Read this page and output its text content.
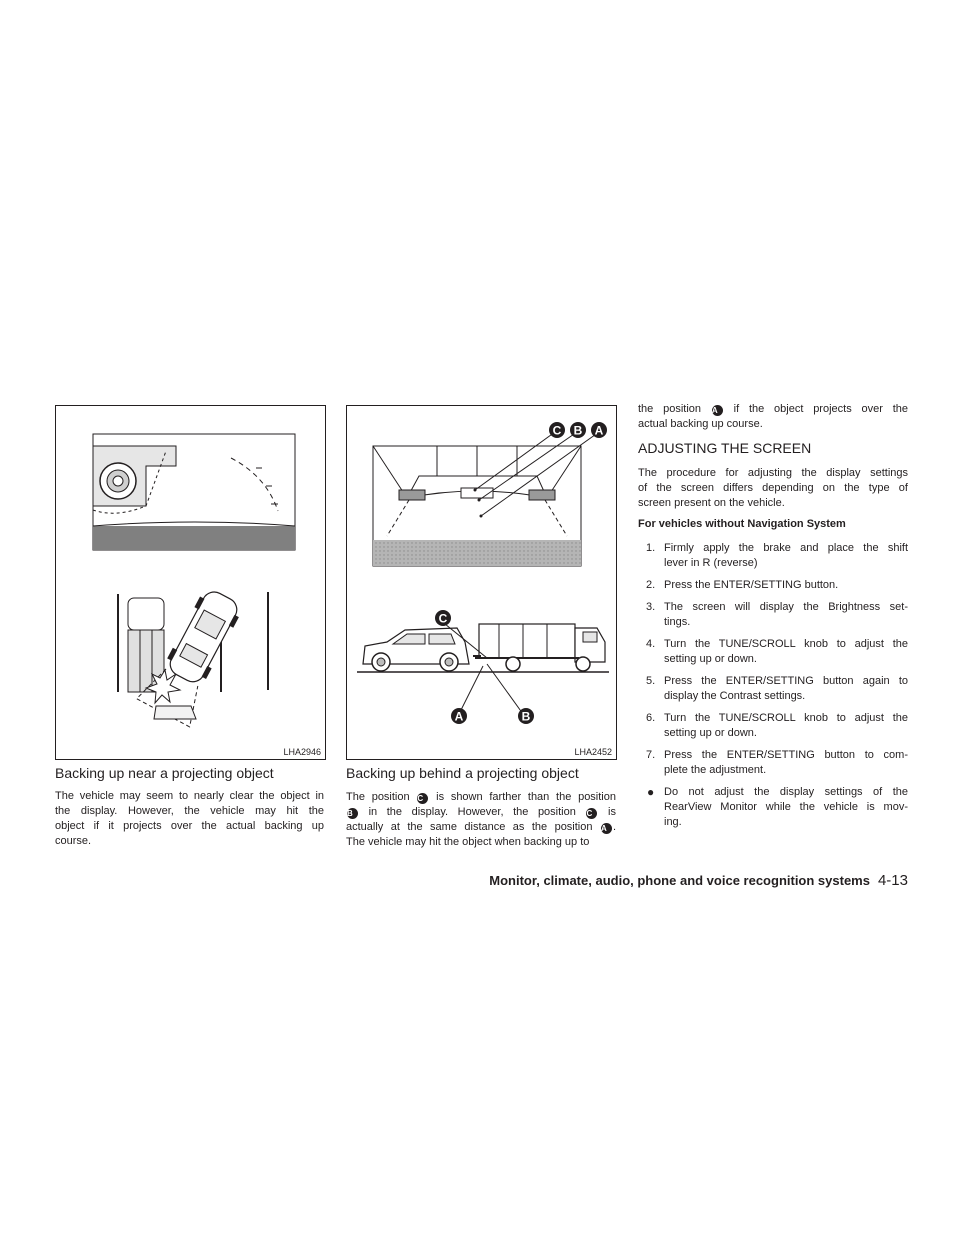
LHA2946
Backing up near a projecting object
The vehicle may seem to nearly clear the object in
the display. However, the vehicle may hit the
object if it projects over the actual backing up
course.
C B A
C
A	B
LHA2452
Backing up behind a projecting object
The position C is shown farther than the position
B in the display. However, the position C is
actually at the same distance as the position A .
The vehicle may hit the object when backing up to
the position A if the object projects over the
actual backing up course.
ADJUSTING THE SCREEN
The procedure for adjusting the display settings
of the screen differs depending on the type of
screen present on the vehicle.
For vehicles without Navigation System
1. Firmly apply the brake and place the shift
lever in R (reverse)
2. Press the ENTER/SETTING button.
3. The screen will display the Brightness set-
tings.
4. Turn the TUNE/SCROLL knob to adjust the
setting up or down.
5. Press the ENTER/SETTING button again to
display the Contrast settings.
6. Turn the TUNE/SCROLL knob to adjust the
setting up or down.
7. Press the ENTER/SETTING button to com-
plete the adjustment.
● Do not adjust the display settings of the
RearView Monitor while the vehicle is mov-
ing.
Monitor, climate, audio, phone and voice recognition systems 4-13
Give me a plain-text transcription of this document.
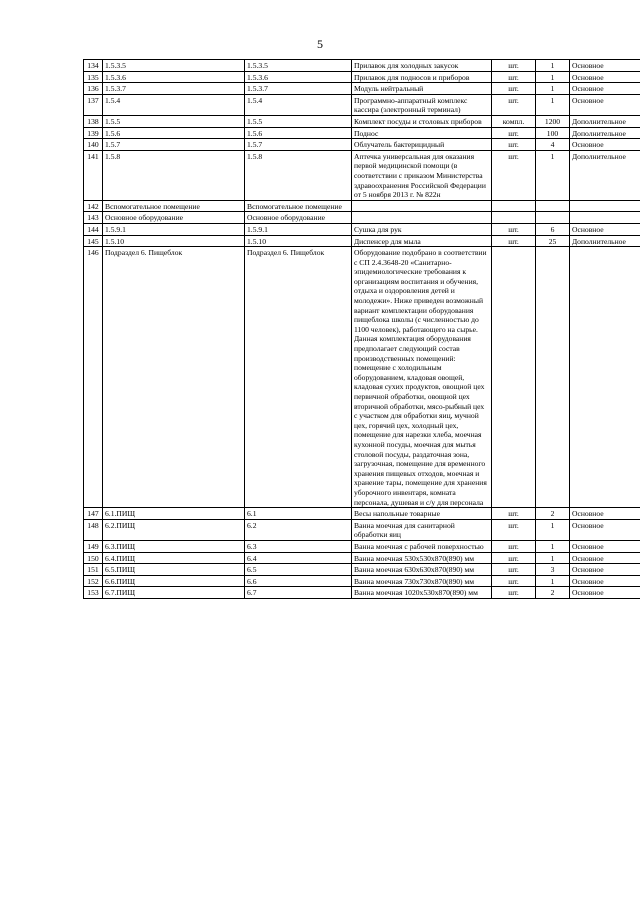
5
134	1.5.3.5	1.5.3.5	Прилавок для холодных закусок	шт.	1	Основное
135	1.5.3.6	1.5.3.6	Прилавок для подносов и приборов	шт.	1	Основное
136	1.5.3.7	1.5.3.7	Модуль нейтральный	шт.	1	Основное
137	1.5.4	1.5.4	Программно-аппаратный комплекс кассира (электронный терминал)	шт.	1	Основное
138	1.5.5	1.5.5	Комплект посуды и столовых приборов	компл.	1200	Дополнительное
139	1.5.6	1.5.6	Поднос	шт.	100	Дополнительное
140	1.5.7	1.5.7	Облучатель бактерицидный	шт.	4	Основное
141	1.5.8	1.5.8	Аптечка универсальная для оказания первой медицинской помощи (в соответствии с приказом Министерства здравоохранения Российской Федерации от 5 ноября 2013 г. № 822н	шт.	1	Дополнительное
142	Вспомогательное помещение	Вспомогательное помещение				
143	Основное оборудование	Основное оборудование				
144	1.5.9.1	1.5.9.1	Сушка для рук	шт.	6	Основное
145	1.5.10	1.5.10	Диспенсер для мыла	шт.	25	Дополнительное
146	Подраздел 6. Пищеблок	Подраздел 6. Пищеблок	Оборудование подобрано в соответствии с СП 2.4.3648-20 «Санитарно-эпидемиологические требования к организациям воспитания и обучения, отдыха и оздоровления детей и молодежи». Ниже приведен возможный вариант комплектации оборудования пищеблока школы (с численностью до 1100 человек), работающего на сырье. Данная комплектация оборудования предполагает следующий состав производственных помещений: помещение с холодильным оборудованием, кладовая овощей, кладовая сухих продуктов, овощной цех первичной обработки, овощной цех вторичной обработки, мясо-рыбный цех с участком для обработки яиц, мучной цех, горячий цех, холодный цех, помещение для нарезки хлеба, моечная кухонной посуды, моечная для мытья столовой посуды, раздаточная зона, загрузочная, помещение для временного хранения пищевых отходов, моечная и хранение тары, помещение для хранения уборочного инвентаря, комната персонала, душевая и с/у для персонала			
147	6.1.ПИЩ	6.1	Весы напольные товарные	шт.	2	Основное
148	6.2.ПИЩ	6.2	Ванна моечная для санитарной обработки яиц	шт.	1	Основное
149	6.3.ПИЩ	6.3	Ванна моечная с рабочей поверхностью	шт.	1	Основное
150	6.4.ПИЩ	6.4	Ванна моечная 530x530x870(890) мм	шт.	1	Основное
151	6.5.ПИЩ	6.5	Ванна моечная 630x630x870(890) мм	шт.	3	Основное
152	6.6.ПИЩ	6.6	Ванна моечная 730x730x870(890) мм	шт.	1	Основное
153	6.7.ПИЩ	6.7	Ванна моечная 1020x530x870(890) мм	шт.	2	Основное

◆ ◆ ◆

- _CHALLENGE_:
Restate the data above exactly, stripping out each image.

- _FINAL RESULT_:
Read this page and output its text content.
LHA2946
Backing up near a projecting object
The vehicle may seem to nearly clear the object in
the display. However, the vehicle may hit the
object if it projects over the actual backing up
course.
C B A
C
A	B
LHA2452
Backing up behind a projecting object
The position C is shown farther than the position
B in the display. However, the position C is
actually at the same distance as the position A .
The vehicle may hit the object when backing up to
the position A if the object projects over the
actual backing up course.
ADJUSTING THE SCREEN
The procedure for adjusting the display settings
of the screen differs depending on the type of
screen present on the vehicle.
For vehicles without Navigation System
1. Firmly apply the brake and place the shift
lever in R (reverse)
2. Press the ENTER/SETTING button.
3. The screen will display the Brightness set-
tings.
4. Turn the TUNE/SCROLL knob to adjust the
setting up or down.
5. Press the ENTER/SETTING button again to
display the Contrast settings.
6. Turn the TUNE/SCROLL knob to adjust the
setting up or down.
7. Press the ENTER/SETTING button to com-
plete the adjustment.
● Do not adjust the display settings of the
RearView Monitor while the vehicle is mov-
ing.
Monitor, climate, audio, phone and voice recognition systems 4-13
Give me a plain-text transcription of this document.
5
134	1.5.3.5	1.5.3.5	Прилавок для холодных закусок	шт.	1	Основное
135	1.5.3.6	1.5.3.6	Прилавок для подносов и приборов	шт.	1	Основное
136	1.5.3.7	1.5.3.7	Модуль нейтральный	шт.	1	Основное
137	1.5.4	1.5.4	Программно-аппаратный комплекс кассира (электронный терминал)	шт.	1	Основное
138	1.5.5	1.5.5	Комплект посуды и столовых приборов	компл.	1200	Дополнительное
139	1.5.6	1.5.6	Поднос	шт.	100	Дополнительное
140	1.5.7	1.5.7	Облучатель бактерицидный	шт.	4	Основное
141	1.5.8	1.5.8	Аптечка универсальная для оказания первой медицинской помощи (в соответствии с приказом Министерства здравоохранения Российской Федерации от 5 ноября 2013 г. № 822н	шт.	1	Дополнительное
142	Вспомогательное помещение	Вспомогательное помещение				
143	Основное оборудование	Основное оборудование				
144	1.5.9.1	1.5.9.1	Сушка для рук	шт.	6	Основное
145	1.5.10	1.5.10	Диспенсер для мыла	шт.	25	Дополнительное
146	Подраздел 6. Пищеблок	Подраздел 6. Пищеблок	Оборудование подобрано в соответствии с СП 2.4.3648-20 «Санитарно-эпидемиологические требования к организациям воспитания и обучения, отдыха и оздоровления детей и молодежи». Ниже приведен возможный вариант комплектации оборудования пищеблока школы (с численностью до 1100 человек), работающего на сырье. Данная комплектация оборудования предполагает следующий состав производственных помещений: помещение с холодильным оборудованием, кладовая овощей, кладовая сухих продуктов, овощной цех первичной обработки, овощной цех вторичной обработки, мясо-рыбный цех с участком для обработки яиц, мучной цех, горячий цех, холодный цех, помещение для нарезки хлеба, моечная кухонной посуды, моечная для мытья столовой посуды, раздаточная зона, загрузочная, помещение для временного хранения пищевых отходов, моечная и хранение тары, помещение для хранения уборочного инвентаря, комната персонала, душевая и с/у для персонала			
147	6.1.ПИЩ	6.1	Весы напольные товарные	шт.	2	Основное
148	6.2.ПИЩ	6.2	Ванна моечная для санитарной обработки яиц	шт.	1	Основное
149	6.3.ПИЩ	6.3	Ванна моечная с рабочей поверхностью	шт.	1	Основное
150	6.4.ПИЩ	6.4	Ванна моечная 530x530x870(890) мм	шт.	1	Основное
151	6.5.ПИЩ	6.5	Ванна моечная 630x630x870(890) мм	шт.	3	Основное
152	6.6.ПИЩ	6.6	Ванна моечная 730x730x870(890) мм	шт.	1	Основное
153	6.7.ПИЩ	6.7	Ванна моечная 1020x530x870(890) мм	шт.	2	Основное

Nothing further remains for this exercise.